--- Request ---
Return the records, each one exactly as written.

..............................

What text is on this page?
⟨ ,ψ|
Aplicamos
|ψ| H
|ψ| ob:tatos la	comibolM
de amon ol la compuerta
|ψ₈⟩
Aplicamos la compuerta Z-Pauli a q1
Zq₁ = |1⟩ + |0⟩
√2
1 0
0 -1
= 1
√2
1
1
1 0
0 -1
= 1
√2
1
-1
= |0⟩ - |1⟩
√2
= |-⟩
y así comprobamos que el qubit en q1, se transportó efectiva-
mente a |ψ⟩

..............................

--- Expected output ---
What text is on this page?
⟨ ,ψ|
Aplicamos
|ψ| H
|ψ| ob:tatos la	comibolM
de amon ol la compuerta
|ψ₈⟩
Aplicamos la compuerta Z-Pauli a q1
Zq₁ = |1⟩ + |0⟩
√2
1 0
0 -1
= 1
√2
1
1
1 0
0 -1
= 1
√2
1
-1
= |0⟩ - |1⟩
√2
= |-⟩
y así comprobamos que el qubit en q1, se transportó efectiva-
mente a |ψ⟩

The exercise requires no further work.